(Records from a collection of figures)
○ ○ ○ ○ ○
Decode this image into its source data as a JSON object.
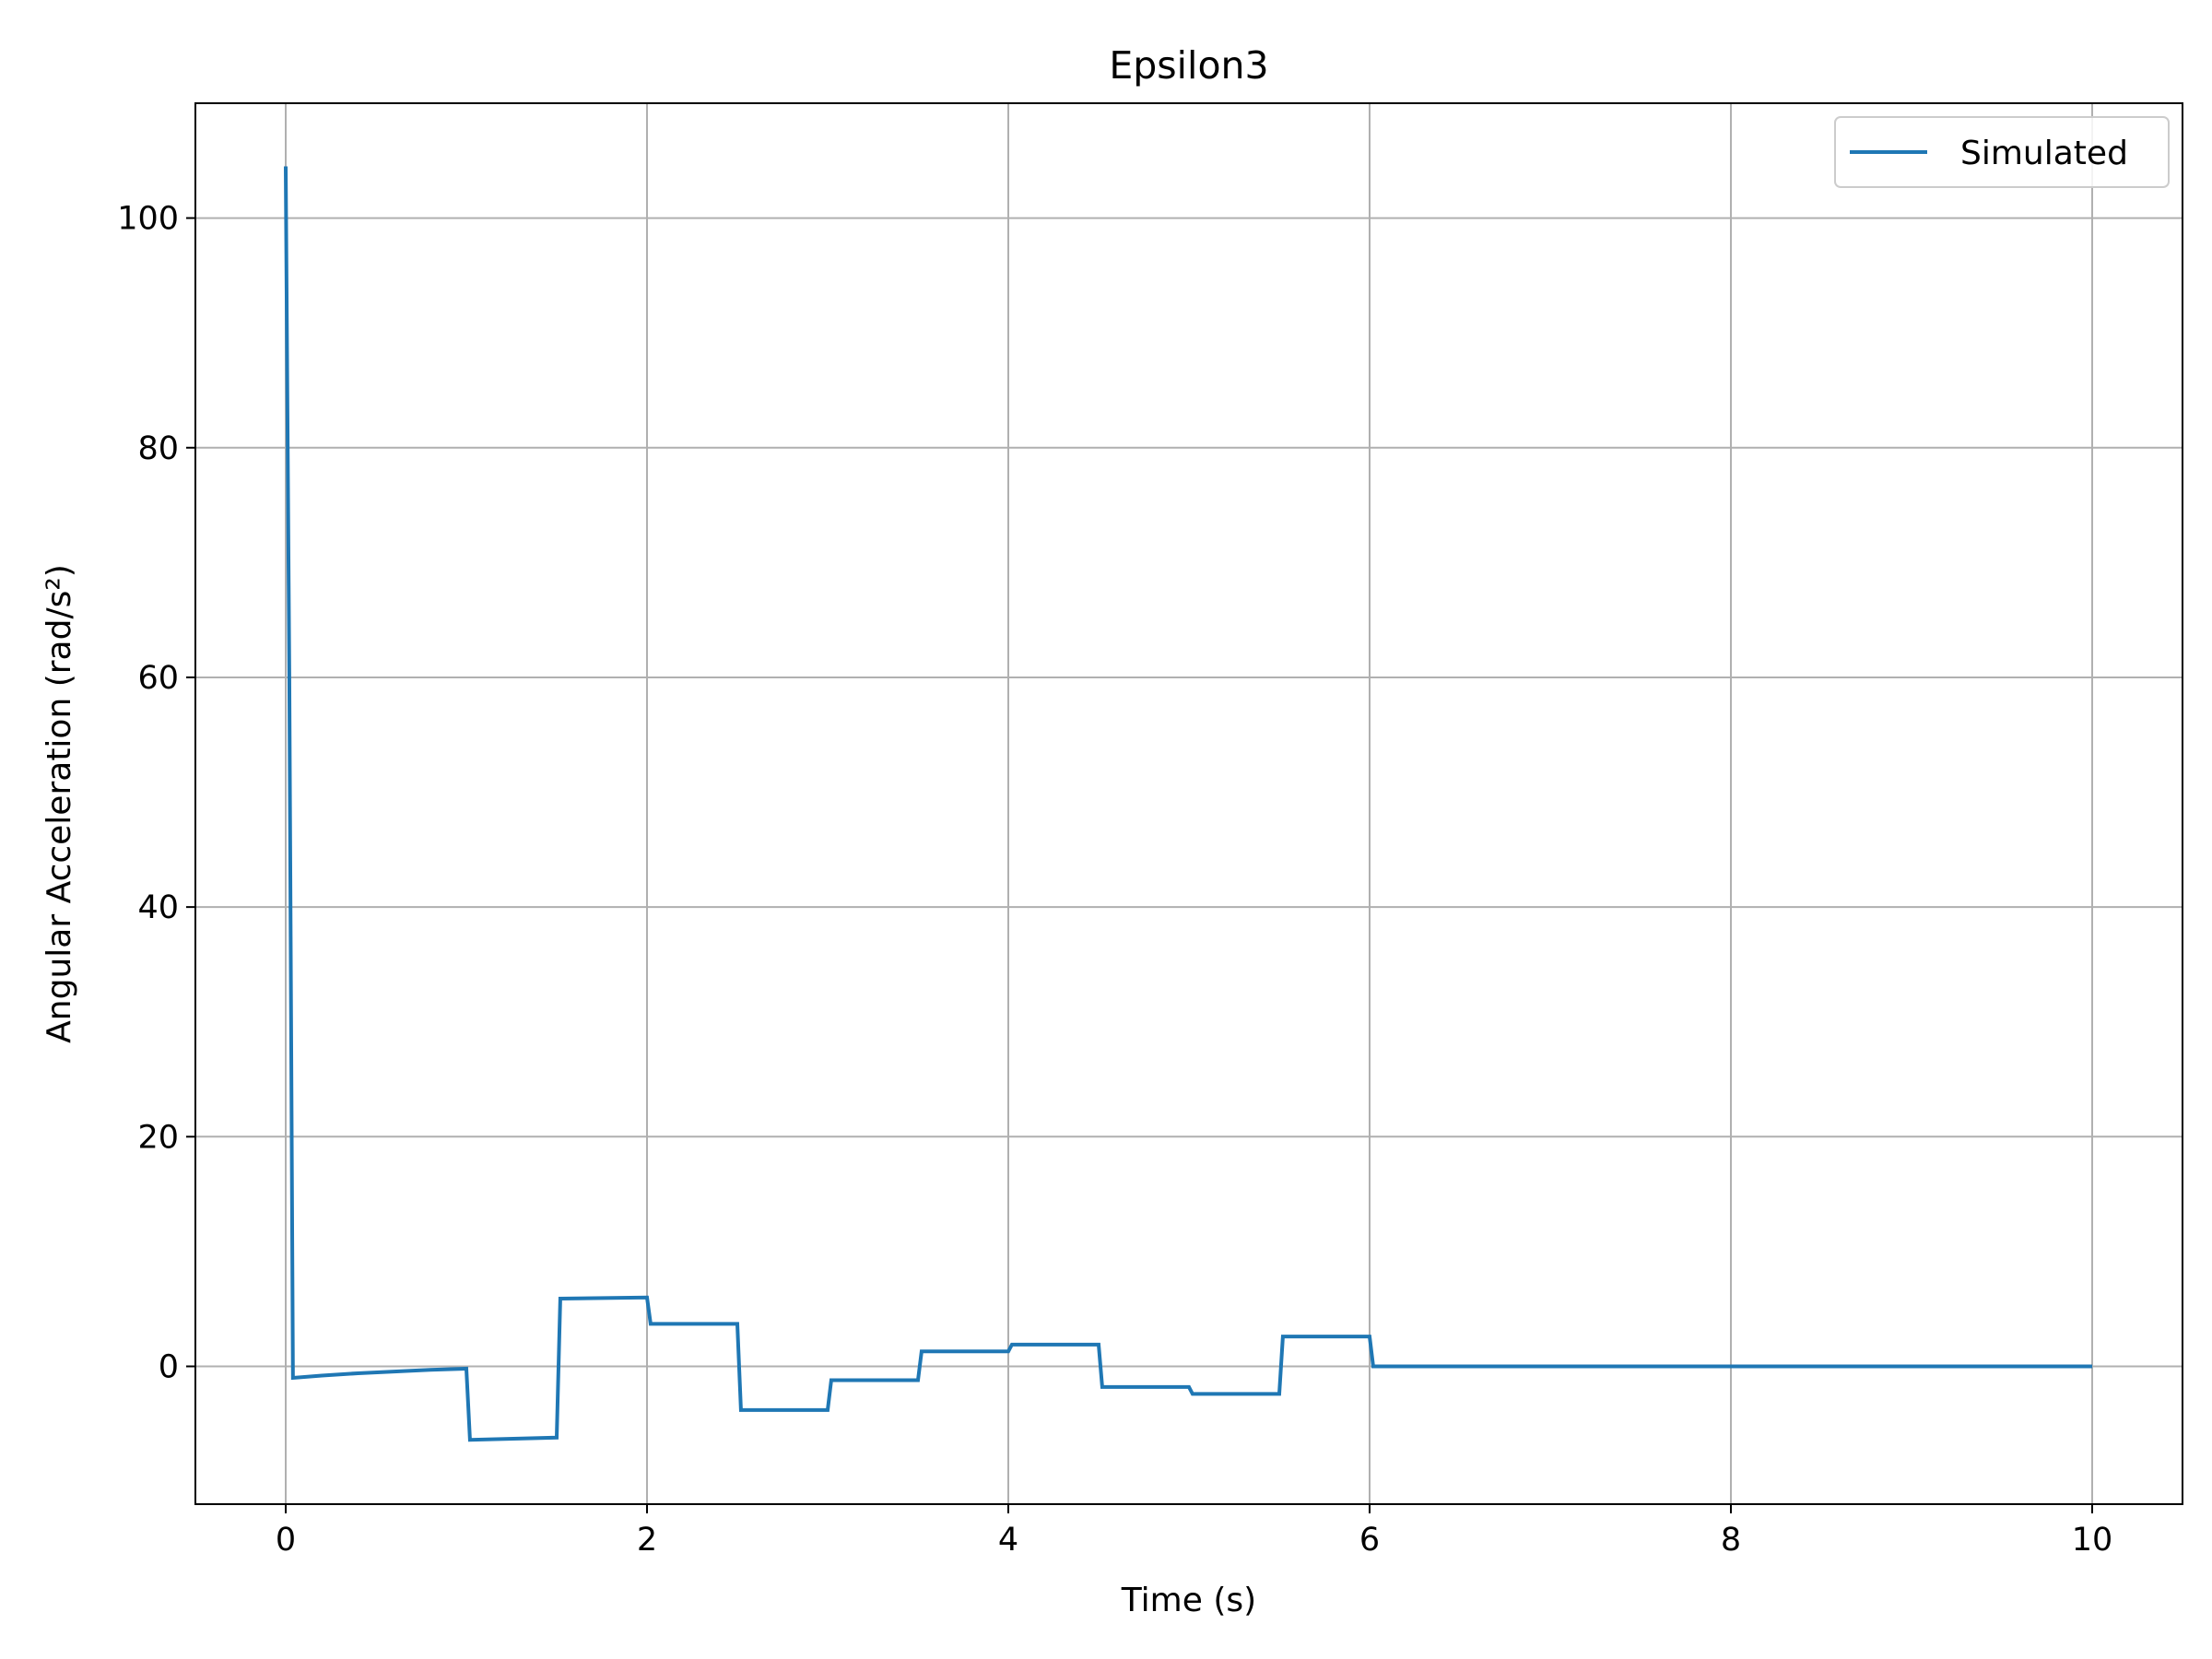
{
  "chart_data": {
    "type": "line",
    "title": "Epsilon3",
    "xlabel": "Time (s)",
    "ylabel": "Angular Acceleration (rad/s²)",
    "xlim": [
      -0.5,
      10.5
    ],
    "ylim": [
      -12,
      110
    ],
    "xticks": [
      0,
      2,
      4,
      6,
      8,
      10
    ],
    "yticks": [
      0,
      20,
      40,
      60,
      80,
      100
    ],
    "grid": true,
    "legend_position": "upper right",
    "series": [
      {
        "name": "Simulated",
        "color": "#1f77b4",
        "x": [
          0.0,
          0.02,
          0.04,
          0.2,
          0.4,
          0.6,
          0.8,
          1.0,
          1.02,
          1.5,
          1.52,
          2.0,
          2.02,
          2.5,
          2.52,
          3.0,
          3.02,
          3.5,
          3.52,
          4.0,
          4.02,
          4.5,
          4.52,
          5.0,
          5.02,
          5.5,
          5.52,
          6.0,
          6.02,
          10.0
        ],
        "y": [
          104.5,
          60.0,
          -1.0,
          -0.8,
          -0.6,
          -0.45,
          -0.3,
          -0.2,
          -6.4,
          -6.2,
          5.9,
          6.0,
          3.7,
          3.7,
          -3.8,
          -3.8,
          -1.2,
          -1.2,
          1.3,
          1.3,
          1.9,
          1.9,
          -1.8,
          -1.8,
          -2.4,
          -2.4,
          2.6,
          2.6,
          0.0,
          0.0
        ]
      }
    ]
  }
}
○ ○ ○ ○ ○
STATED GOAL — Omit any images, then output the listing exactly.

ANSWER TO THIS TASK —
Decode this image into its source data as a JSON object.
{
  "chart_data": {
    "type": "line",
    "title": "Epsilon3",
    "xlabel": "Time (s)",
    "ylabel": "Angular Acceleration (rad/s²)",
    "xlim": [
      -0.5,
      10.5
    ],
    "ylim": [
      -12,
      110
    ],
    "xticks": [
      0,
      2,
      4,
      6,
      8,
      10
    ],
    "yticks": [
      0,
      20,
      40,
      60,
      80,
      100
    ],
    "grid": true,
    "legend_position": "upper right",
    "series": [
      {
        "name": "Simulated",
        "color": "#1f77b4",
        "x": [
          0.0,
          0.02,
          0.04,
          0.2,
          0.4,
          0.6,
          0.8,
          1.0,
          1.02,
          1.5,
          1.52,
          2.0,
          2.02,
          2.5,
          2.52,
          3.0,
          3.02,
          3.5,
          3.52,
          4.0,
          4.02,
          4.5,
          4.52,
          5.0,
          5.02,
          5.5,
          5.52,
          6.0,
          6.02,
          10.0
        ],
        "y": [
          104.5,
          60.0,
          -1.0,
          -0.8,
          -0.6,
          -0.45,
          -0.3,
          -0.2,
          -6.4,
          -6.2,
          5.9,
          6.0,
          3.7,
          3.7,
          -3.8,
          -3.8,
          -1.2,
          -1.2,
          1.3,
          1.3,
          1.9,
          1.9,
          -1.8,
          -1.8,
          -2.4,
          -2.4,
          2.6,
          2.6,
          0.0,
          0.0
        ]
      }
    ]
  }
}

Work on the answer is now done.